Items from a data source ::
________________

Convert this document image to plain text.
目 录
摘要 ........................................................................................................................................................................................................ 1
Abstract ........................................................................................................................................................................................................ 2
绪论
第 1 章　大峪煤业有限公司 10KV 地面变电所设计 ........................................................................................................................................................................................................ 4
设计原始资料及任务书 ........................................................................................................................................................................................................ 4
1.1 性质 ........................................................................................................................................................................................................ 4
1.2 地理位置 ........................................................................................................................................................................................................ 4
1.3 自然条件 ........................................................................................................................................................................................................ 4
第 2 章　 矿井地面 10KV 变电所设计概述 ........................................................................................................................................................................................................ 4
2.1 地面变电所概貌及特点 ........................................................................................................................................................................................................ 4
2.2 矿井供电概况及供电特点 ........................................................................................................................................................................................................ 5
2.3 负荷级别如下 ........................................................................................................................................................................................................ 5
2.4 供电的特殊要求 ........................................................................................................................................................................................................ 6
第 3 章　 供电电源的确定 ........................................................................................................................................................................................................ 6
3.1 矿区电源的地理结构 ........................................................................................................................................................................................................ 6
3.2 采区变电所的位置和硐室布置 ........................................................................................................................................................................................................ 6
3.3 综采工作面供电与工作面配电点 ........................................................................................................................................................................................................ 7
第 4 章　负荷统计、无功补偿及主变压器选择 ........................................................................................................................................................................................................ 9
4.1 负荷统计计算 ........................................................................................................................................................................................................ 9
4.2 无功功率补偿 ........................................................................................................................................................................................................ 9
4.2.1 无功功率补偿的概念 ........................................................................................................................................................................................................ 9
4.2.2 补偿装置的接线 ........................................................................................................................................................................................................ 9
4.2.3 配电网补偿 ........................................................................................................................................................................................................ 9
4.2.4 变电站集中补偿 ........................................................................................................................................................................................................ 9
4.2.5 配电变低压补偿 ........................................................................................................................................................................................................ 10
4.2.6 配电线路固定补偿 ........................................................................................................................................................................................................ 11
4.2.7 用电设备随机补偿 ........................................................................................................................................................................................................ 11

________________

WHAT IS ASKED :: Repeat each of the entries above precisely as given.

SOLUTION ::
Convert this document image to plain text.
目 录
摘要 ........................................................................................................................................................................................................ 1
Abstract ........................................................................................................................................................................................................ 2
绪论
第 1 章　大峪煤业有限公司 10KV 地面变电所设计 ........................................................................................................................................................................................................ 4
设计原始资料及任务书 ........................................................................................................................................................................................................ 4
1.1 性质 ........................................................................................................................................................................................................ 4
1.2 地理位置 ........................................................................................................................................................................................................ 4
1.3 自然条件 ........................................................................................................................................................................................................ 4
第 2 章　 矿井地面 10KV 变电所设计概述 ........................................................................................................................................................................................................ 4
2.1 地面变电所概貌及特点 ........................................................................................................................................................................................................ 4
2.2 矿井供电概况及供电特点 ........................................................................................................................................................................................................ 5
2.3 负荷级别如下 ........................................................................................................................................................................................................ 5
2.4 供电的特殊要求 ........................................................................................................................................................................................................ 6
第 3 章　 供电电源的确定 ........................................................................................................................................................................................................ 6
3.1 矿区电源的地理结构 ........................................................................................................................................................................................................ 6
3.2 采区变电所的位置和硐室布置 ........................................................................................................................................................................................................ 6
3.3 综采工作面供电与工作面配电点 ........................................................................................................................................................................................................ 7
第 4 章　负荷统计、无功补偿及主变压器选择 ........................................................................................................................................................................................................ 9
4.1 负荷统计计算 ........................................................................................................................................................................................................ 9
4.2 无功功率补偿 ........................................................................................................................................................................................................ 9
4.2.1 无功功率补偿的概念 ........................................................................................................................................................................................................ 9
4.2.2 补偿装置的接线 ........................................................................................................................................................................................................ 9
4.2.3 配电网补偿 ........................................................................................................................................................................................................ 9
4.2.4 变电站集中补偿 ........................................................................................................................................................................................................ 9
4.2.5 配电变低压补偿 ........................................................................................................................................................................................................ 10
4.2.6 配电线路固定补偿 ........................................................................................................................................................................................................ 11
4.2.7 用电设备随机补偿 ........................................................................................................................................................................................................ 11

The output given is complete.